## What the exercise asks
Repeat every record below exactly, leaving out the pictures.

Start of Data extract

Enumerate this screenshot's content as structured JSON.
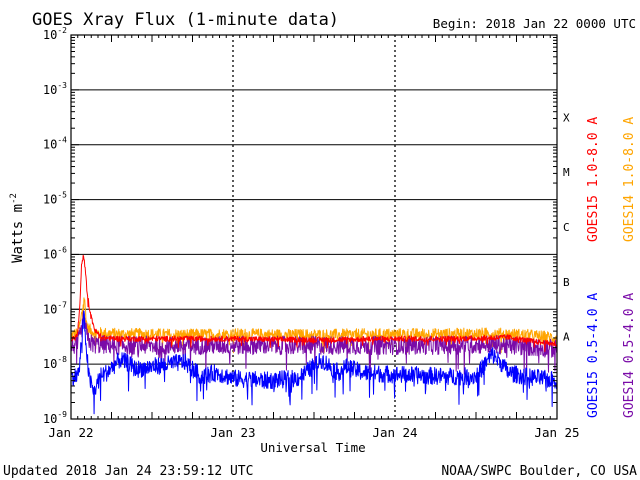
{
  "chart_data": {
    "type": "line",
    "title": "GOES Xray Flux (1-minute data)",
    "begin_label": "Begin:  2018 Jan 22 0000 UTC",
    "xlabel": "Universal Time",
    "ylabel": "Watts m",
    "ylabel_superscript": "-2",
    "y_scale": "log",
    "ylim": [
      1e-09,
      0.01
    ],
    "y_ticks": [
      {
        "value": 0.01,
        "base": "10",
        "exp": "-2"
      },
      {
        "value": 0.001,
        "base": "10",
        "exp": "-3"
      },
      {
        "value": 0.0001,
        "base": "10",
        "exp": "-4"
      },
      {
        "value": 1e-05,
        "base": "10",
        "exp": "-5"
      },
      {
        "value": 1e-06,
        "base": "10",
        "exp": "-6"
      },
      {
        "value": 1e-07,
        "base": "10",
        "exp": "-7"
      },
      {
        "value": 1e-08,
        "base": "10",
        "exp": "-8"
      },
      {
        "value": 1e-09,
        "base": "10",
        "exp": "-9"
      }
    ],
    "x_unit": "days since Jan 22 0000 UTC",
    "xlim": [
      0,
      3
    ],
    "x_ticks": [
      {
        "value": 0,
        "label": "Jan 22"
      },
      {
        "value": 1,
        "label": "Jan 23"
      },
      {
        "value": 2,
        "label": "Jan 24"
      },
      {
        "value": 3,
        "label": "Jan 25"
      }
    ],
    "flare_classes": [
      {
        "label": "X",
        "low": 0.0001,
        "high": 0.001
      },
      {
        "label": "M",
        "low": 1e-05,
        "high": 0.0001
      },
      {
        "label": "C",
        "low": 1e-06,
        "high": 1e-05
      },
      {
        "label": "B",
        "low": 1e-07,
        "high": 1e-06
      },
      {
        "label": "A",
        "low": 1e-08,
        "high": 1e-07
      }
    ],
    "series": [
      {
        "name": "GOES14 1.0-8.0 A",
        "color": "#ffa500",
        "noise": 0.11,
        "x": [
          0,
          0.02,
          0.04,
          0.06,
          0.08,
          0.1,
          0.15,
          0.3,
          0.5,
          0.7,
          1.0,
          1.3,
          1.6,
          2.0,
          2.3,
          2.6,
          2.8,
          3.0
        ],
        "y": [
          3.3e-08,
          3.5e-08,
          3.6e-08,
          6e-08,
          1.8e-07,
          4.5e-08,
          3.7e-08,
          3.5e-08,
          3.5e-08,
          3.4e-08,
          3.5e-08,
          3.4e-08,
          3.4e-08,
          3.5e-08,
          3.5e-08,
          3.6e-08,
          3.4e-08,
          3e-08
        ]
      },
      {
        "name": "GOES14 0.5-4.0 A",
        "color": "#7a0ba8",
        "noise": 0.17,
        "x": [
          0,
          0.02,
          0.04,
          0.06,
          0.08,
          0.1,
          0.13,
          0.3,
          0.6,
          1.0,
          1.4,
          1.8,
          2.2,
          2.6,
          2.8,
          3.0
        ],
        "y": [
          2.1e-08,
          2.2e-08,
          2.3e-08,
          3.5e-08,
          7e-08,
          3e-08,
          2.3e-08,
          2.2e-08,
          2.2e-08,
          2.2e-08,
          2.2e-08,
          2.2e-08,
          2.2e-08,
          2.3e-08,
          2.1e-08,
          1.9e-08
        ]
      },
      {
        "name": "GOES15 1.0-8.0 A",
        "color": "#ff0000",
        "noise": 0.05,
        "x": [
          0,
          0.02,
          0.04,
          0.055,
          0.065,
          0.075,
          0.085,
          0.1,
          0.12,
          0.15,
          0.2,
          0.3,
          0.5,
          0.8,
          1.0,
          1.3,
          1.6,
          2.0,
          2.3,
          2.6,
          2.7,
          2.85,
          3.0
        ],
        "y": [
          2.8e-08,
          2.9e-08,
          3.5e-08,
          1.2e-07,
          6e-07,
          9.5e-07,
          6.5e-07,
          2e-07,
          8e-08,
          4e-08,
          3e-08,
          2.9e-08,
          2.9e-08,
          2.9e-08,
          2.9e-08,
          2.8e-08,
          2.8e-08,
          2.9e-08,
          2.9e-08,
          3e-08,
          3.1e-08,
          2.6e-08,
          2.3e-08
        ]
      },
      {
        "name": "GOES15 0.5-4.0 A",
        "color": "#0000ff",
        "noise": 0.16,
        "x": [
          0,
          0.03,
          0.05,
          0.065,
          0.08,
          0.095,
          0.11,
          0.14,
          0.18,
          0.22,
          0.3,
          0.35,
          0.4,
          0.5,
          0.7,
          0.8,
          0.9,
          1.0,
          1.2,
          1.4,
          1.55,
          1.6,
          1.65,
          1.7,
          1.8,
          2.0,
          2.3,
          2.5,
          2.6,
          2.65,
          2.7,
          2.8,
          3.0
        ],
        "y": [
          6e-09,
          6e-09,
          7e-09,
          3e-08,
          7e-08,
          2e-08,
          6e-09,
          3e-09,
          6e-09,
          7e-09,
          1.2e-08,
          1.05e-08,
          8e-09,
          9e-09,
          1.1e-08,
          6e-09,
          7e-09,
          5.5e-09,
          5e-09,
          5.5e-09,
          1.2e-08,
          9e-09,
          7e-09,
          9e-09,
          7e-09,
          6.5e-09,
          6e-09,
          6e-09,
          1.5e-08,
          1.1e-08,
          7e-09,
          6e-09,
          5e-09
        ]
      }
    ]
  },
  "footer": {
    "updated": "Updated 2018 Jan 24 23:59:12 UTC",
    "credit": "NOAA/SWPC Boulder, CO USA"
  }
}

End of Data extract

## Reply to the exercise
Enumerate this screenshot's content as structured JSON.
{
  "chart_data": {
    "type": "line",
    "title": "GOES Xray Flux (1-minute data)",
    "begin_label": "Begin:  2018 Jan 22 0000 UTC",
    "xlabel": "Universal Time",
    "ylabel": "Watts m",
    "ylabel_superscript": "-2",
    "y_scale": "log",
    "ylim": [
      1e-09,
      0.01
    ],
    "y_ticks": [
      {
        "value": 0.01,
        "base": "10",
        "exp": "-2"
      },
      {
        "value": 0.001,
        "base": "10",
        "exp": "-3"
      },
      {
        "value": 0.0001,
        "base": "10",
        "exp": "-4"
      },
      {
        "value": 1e-05,
        "base": "10",
        "exp": "-5"
      },
      {
        "value": 1e-06,
        "base": "10",
        "exp": "-6"
      },
      {
        "value": 1e-07,
        "base": "10",
        "exp": "-7"
      },
      {
        "value": 1e-08,
        "base": "10",
        "exp": "-8"
      },
      {
        "value": 1e-09,
        "base": "10",
        "exp": "-9"
      }
    ],
    "x_unit": "days since Jan 22 0000 UTC",
    "xlim": [
      0,
      3
    ],
    "x_ticks": [
      {
        "value": 0,
        "label": "Jan 22"
      },
      {
        "value": 1,
        "label": "Jan 23"
      },
      {
        "value": 2,
        "label": "Jan 24"
      },
      {
        "value": 3,
        "label": "Jan 25"
      }
    ],
    "flare_classes": [
      {
        "label": "X",
        "low": 0.0001,
        "high": 0.001
      },
      {
        "label": "M",
        "low": 1e-05,
        "high": 0.0001
      },
      {
        "label": "C",
        "low": 1e-06,
        "high": 1e-05
      },
      {
        "label": "B",
        "low": 1e-07,
        "high": 1e-06
      },
      {
        "label": "A",
        "low": 1e-08,
        "high": 1e-07
      }
    ],
    "series": [
      {
        "name": "GOES14 1.0-8.0 A",
        "color": "#ffa500",
        "noise": 0.11,
        "x": [
          0,
          0.02,
          0.04,
          0.06,
          0.08,
          0.1,
          0.15,
          0.3,
          0.5,
          0.7,
          1.0,
          1.3,
          1.6,
          2.0,
          2.3,
          2.6,
          2.8,
          3.0
        ],
        "y": [
          3.3e-08,
          3.5e-08,
          3.6e-08,
          6e-08,
          1.8e-07,
          4.5e-08,
          3.7e-08,
          3.5e-08,
          3.5e-08,
          3.4e-08,
          3.5e-08,
          3.4e-08,
          3.4e-08,
          3.5e-08,
          3.5e-08,
          3.6e-08,
          3.4e-08,
          3e-08
        ]
      },
      {
        "name": "GOES14 0.5-4.0 A",
        "color": "#7a0ba8",
        "noise": 0.17,
        "x": [
          0,
          0.02,
          0.04,
          0.06,
          0.08,
          0.1,
          0.13,
          0.3,
          0.6,
          1.0,
          1.4,
          1.8,
          2.2,
          2.6,
          2.8,
          3.0
        ],
        "y": [
          2.1e-08,
          2.2e-08,
          2.3e-08,
          3.5e-08,
          7e-08,
          3e-08,
          2.3e-08,
          2.2e-08,
          2.2e-08,
          2.2e-08,
          2.2e-08,
          2.2e-08,
          2.2e-08,
          2.3e-08,
          2.1e-08,
          1.9e-08
        ]
      },
      {
        "name": "GOES15 1.0-8.0 A",
        "color": "#ff0000",
        "noise": 0.05,
        "x": [
          0,
          0.02,
          0.04,
          0.055,
          0.065,
          0.075,
          0.085,
          0.1,
          0.12,
          0.15,
          0.2,
          0.3,
          0.5,
          0.8,
          1.0,
          1.3,
          1.6,
          2.0,
          2.3,
          2.6,
          2.7,
          2.85,
          3.0
        ],
        "y": [
          2.8e-08,
          2.9e-08,
          3.5e-08,
          1.2e-07,
          6e-07,
          9.5e-07,
          6.5e-07,
          2e-07,
          8e-08,
          4e-08,
          3e-08,
          2.9e-08,
          2.9e-08,
          2.9e-08,
          2.9e-08,
          2.8e-08,
          2.8e-08,
          2.9e-08,
          2.9e-08,
          3e-08,
          3.1e-08,
          2.6e-08,
          2.3e-08
        ]
      },
      {
        "name": "GOES15 0.5-4.0 A",
        "color": "#0000ff",
        "noise": 0.16,
        "x": [
          0,
          0.03,
          0.05,
          0.065,
          0.08,
          0.095,
          0.11,
          0.14,
          0.18,
          0.22,
          0.3,
          0.35,
          0.4,
          0.5,
          0.7,
          0.8,
          0.9,
          1.0,
          1.2,
          1.4,
          1.55,
          1.6,
          1.65,
          1.7,
          1.8,
          2.0,
          2.3,
          2.5,
          2.6,
          2.65,
          2.7,
          2.8,
          3.0
        ],
        "y": [
          6e-09,
          6e-09,
          7e-09,
          3e-08,
          7e-08,
          2e-08,
          6e-09,
          3e-09,
          6e-09,
          7e-09,
          1.2e-08,
          1.05e-08,
          8e-09,
          9e-09,
          1.1e-08,
          6e-09,
          7e-09,
          5.5e-09,
          5e-09,
          5.5e-09,
          1.2e-08,
          9e-09,
          7e-09,
          9e-09,
          7e-09,
          6.5e-09,
          6e-09,
          6e-09,
          1.5e-08,
          1.1e-08,
          7e-09,
          6e-09,
          5e-09
        ]
      }
    ]
  },
  "footer": {
    "updated": "Updated 2018 Jan 24 23:59:12 UTC",
    "credit": "NOAA/SWPC Boulder, CO USA"
  }
}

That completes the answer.